* SHORT PROBLEM:
Identify the lines holding "JSON" and copy them.

* RECORDS PROVIDED:
** Start **

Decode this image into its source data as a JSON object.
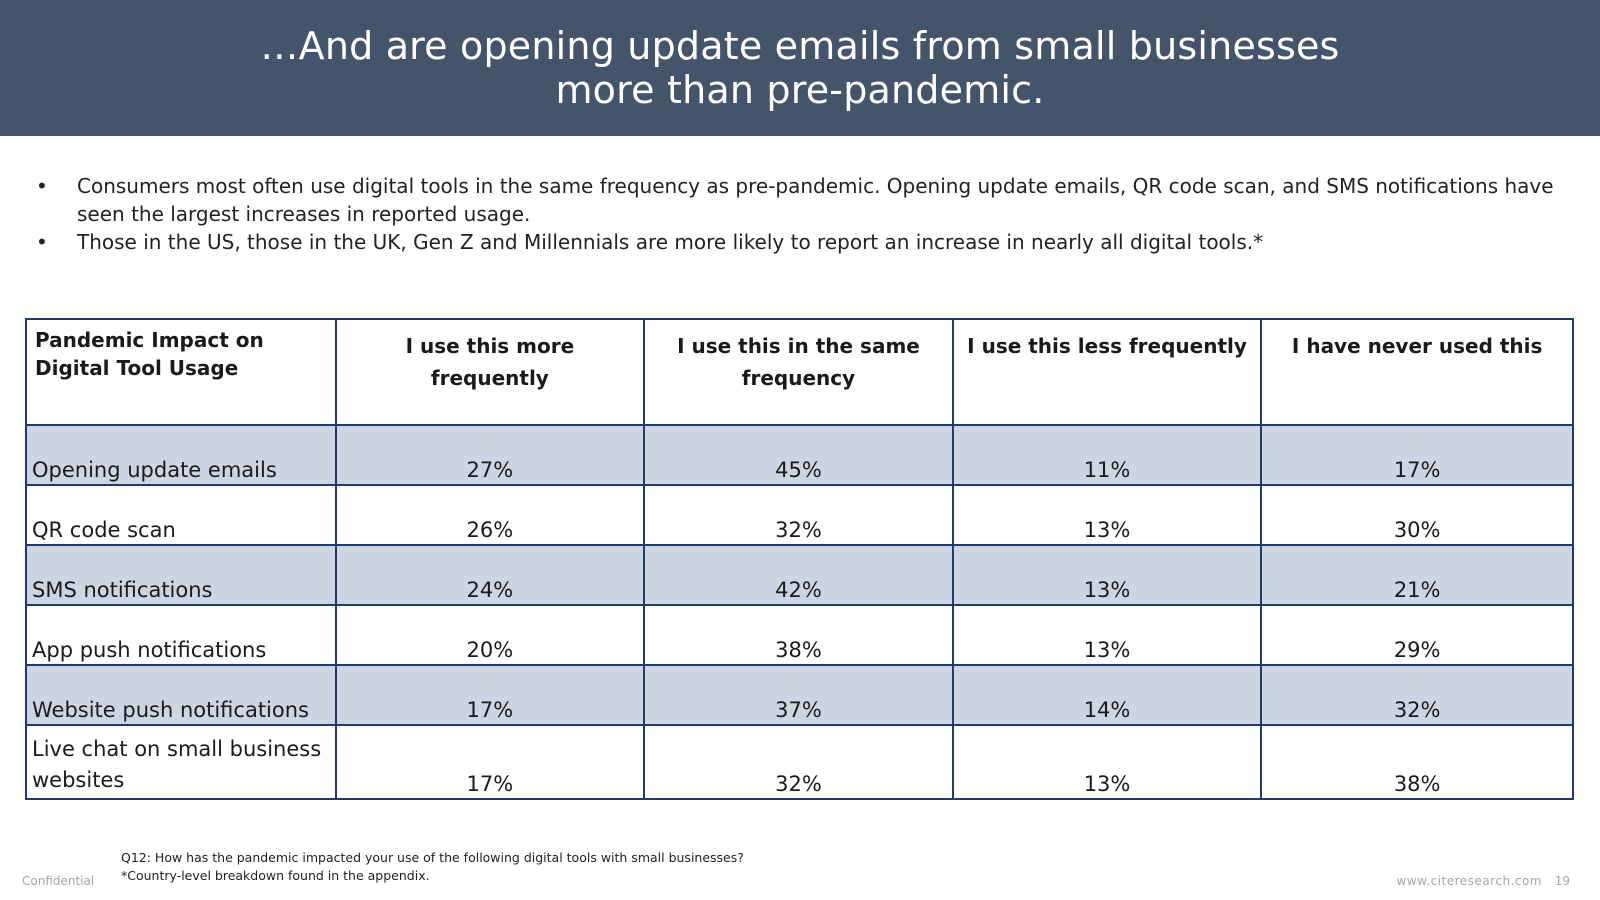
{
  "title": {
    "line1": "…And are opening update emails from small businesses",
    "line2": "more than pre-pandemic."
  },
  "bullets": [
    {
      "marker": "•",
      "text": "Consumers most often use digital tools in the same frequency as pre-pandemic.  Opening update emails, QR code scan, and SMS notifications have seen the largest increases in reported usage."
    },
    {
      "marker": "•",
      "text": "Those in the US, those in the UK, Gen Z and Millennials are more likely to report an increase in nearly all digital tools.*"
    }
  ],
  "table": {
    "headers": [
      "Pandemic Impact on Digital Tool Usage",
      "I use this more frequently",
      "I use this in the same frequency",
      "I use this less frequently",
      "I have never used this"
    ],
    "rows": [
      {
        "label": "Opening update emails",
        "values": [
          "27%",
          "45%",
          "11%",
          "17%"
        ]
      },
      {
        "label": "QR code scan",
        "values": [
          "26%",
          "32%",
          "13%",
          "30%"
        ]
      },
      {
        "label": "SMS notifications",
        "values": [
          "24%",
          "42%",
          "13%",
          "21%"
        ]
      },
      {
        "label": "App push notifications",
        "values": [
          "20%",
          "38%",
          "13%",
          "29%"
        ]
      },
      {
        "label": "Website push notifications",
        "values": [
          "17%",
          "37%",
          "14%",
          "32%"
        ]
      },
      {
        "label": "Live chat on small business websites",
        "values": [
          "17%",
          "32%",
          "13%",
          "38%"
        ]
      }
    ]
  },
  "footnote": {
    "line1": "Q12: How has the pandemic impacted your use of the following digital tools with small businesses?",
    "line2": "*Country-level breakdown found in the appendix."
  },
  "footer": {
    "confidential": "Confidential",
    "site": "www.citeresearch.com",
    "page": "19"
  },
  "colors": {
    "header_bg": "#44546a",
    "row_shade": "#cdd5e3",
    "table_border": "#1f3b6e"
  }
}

** End **
** Start **

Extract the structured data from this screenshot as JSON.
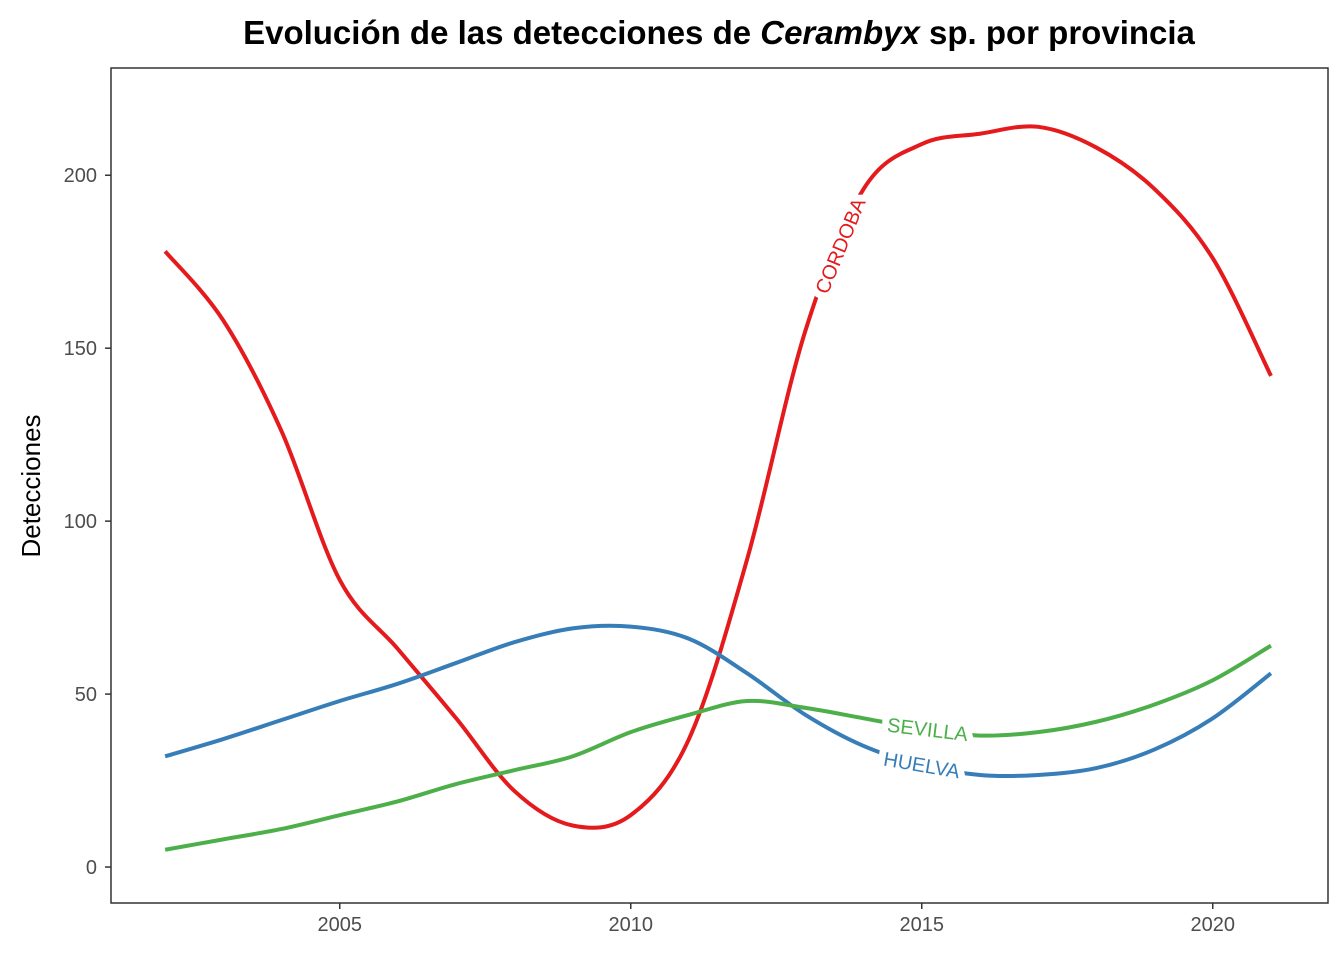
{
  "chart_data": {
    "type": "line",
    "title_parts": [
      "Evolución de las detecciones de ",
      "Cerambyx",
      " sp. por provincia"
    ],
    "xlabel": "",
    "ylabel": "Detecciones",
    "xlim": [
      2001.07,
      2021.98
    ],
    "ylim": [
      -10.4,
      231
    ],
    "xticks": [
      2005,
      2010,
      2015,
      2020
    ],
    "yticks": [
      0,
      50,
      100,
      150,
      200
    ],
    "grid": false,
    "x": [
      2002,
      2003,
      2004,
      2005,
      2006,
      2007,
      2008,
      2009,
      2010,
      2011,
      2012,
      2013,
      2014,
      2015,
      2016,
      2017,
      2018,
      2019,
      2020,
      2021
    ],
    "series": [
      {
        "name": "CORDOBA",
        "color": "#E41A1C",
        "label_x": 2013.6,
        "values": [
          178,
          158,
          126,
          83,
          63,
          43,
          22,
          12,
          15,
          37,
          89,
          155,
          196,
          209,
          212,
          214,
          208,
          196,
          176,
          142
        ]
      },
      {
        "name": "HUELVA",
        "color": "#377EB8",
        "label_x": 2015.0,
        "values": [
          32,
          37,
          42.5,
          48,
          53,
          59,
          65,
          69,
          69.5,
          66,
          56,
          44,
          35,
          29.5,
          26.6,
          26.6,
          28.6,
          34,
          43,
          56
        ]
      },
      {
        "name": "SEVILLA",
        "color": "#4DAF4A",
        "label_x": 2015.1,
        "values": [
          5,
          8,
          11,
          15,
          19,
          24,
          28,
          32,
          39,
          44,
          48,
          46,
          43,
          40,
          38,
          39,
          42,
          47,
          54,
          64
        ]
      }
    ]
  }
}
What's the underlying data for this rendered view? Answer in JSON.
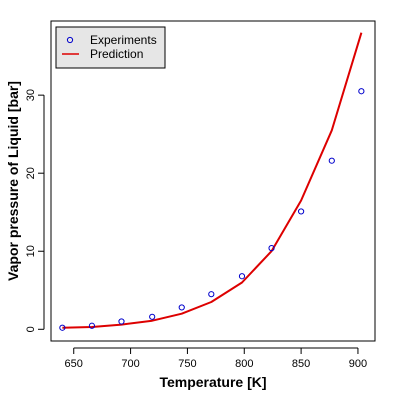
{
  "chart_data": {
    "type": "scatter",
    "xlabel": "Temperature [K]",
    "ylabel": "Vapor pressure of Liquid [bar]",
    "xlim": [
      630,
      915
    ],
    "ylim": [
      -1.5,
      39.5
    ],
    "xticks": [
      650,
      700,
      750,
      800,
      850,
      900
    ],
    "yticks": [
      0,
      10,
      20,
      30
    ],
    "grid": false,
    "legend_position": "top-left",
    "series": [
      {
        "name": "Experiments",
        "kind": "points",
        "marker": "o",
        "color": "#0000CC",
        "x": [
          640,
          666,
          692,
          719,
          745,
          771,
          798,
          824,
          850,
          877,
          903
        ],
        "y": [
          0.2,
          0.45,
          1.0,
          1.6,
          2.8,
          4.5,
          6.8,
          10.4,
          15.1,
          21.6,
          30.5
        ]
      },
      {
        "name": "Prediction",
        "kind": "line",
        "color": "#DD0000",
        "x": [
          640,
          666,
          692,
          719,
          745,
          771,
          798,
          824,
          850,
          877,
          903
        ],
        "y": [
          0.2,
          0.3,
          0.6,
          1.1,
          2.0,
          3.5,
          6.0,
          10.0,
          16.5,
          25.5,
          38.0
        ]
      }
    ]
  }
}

** End **

* WRITTEN REPLY:
Decode this image into its source data as a JSON object.
Extract the structured data from this screenshot as JSON.
What's the underlying data for this rendered view? Answer in JSON.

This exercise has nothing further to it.